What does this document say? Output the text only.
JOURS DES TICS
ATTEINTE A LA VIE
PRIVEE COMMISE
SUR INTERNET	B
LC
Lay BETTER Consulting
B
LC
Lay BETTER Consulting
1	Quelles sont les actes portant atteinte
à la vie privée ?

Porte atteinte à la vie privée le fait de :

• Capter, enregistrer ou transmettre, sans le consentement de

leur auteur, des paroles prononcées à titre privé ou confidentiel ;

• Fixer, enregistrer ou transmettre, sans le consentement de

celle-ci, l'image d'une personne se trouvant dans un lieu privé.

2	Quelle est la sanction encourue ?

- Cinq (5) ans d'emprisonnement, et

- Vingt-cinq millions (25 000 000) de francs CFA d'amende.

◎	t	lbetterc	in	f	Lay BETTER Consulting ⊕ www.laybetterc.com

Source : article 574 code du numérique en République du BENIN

Written problem: Print the records once more, exactly as they were given.

Exercise output:
What does this document say? Output the text only.
JOURS DES TICS
ATTEINTE A LA VIE
PRIVEE COMMISE
SUR INTERNET	B
LC
Lay BETTER Consulting
B
LC
Lay BETTER Consulting
1	Quelles sont les actes portant atteinte
à la vie privée ?

Porte atteinte à la vie privée le fait de :

• Capter, enregistrer ou transmettre, sans le consentement de

leur auteur, des paroles prononcées à titre privé ou confidentiel ;

• Fixer, enregistrer ou transmettre, sans le consentement de

celle-ci, l'image d'une personne se trouvant dans un lieu privé.

2	Quelle est la sanction encourue ?

- Cinq (5) ans d'emprisonnement, et

- Vingt-cinq millions (25 000 000) de francs CFA d'amende.

◎	t	lbetterc	in	f	Lay BETTER Consulting ⊕ www.laybetterc.com

Source : article 574 code du numérique en République du BENIN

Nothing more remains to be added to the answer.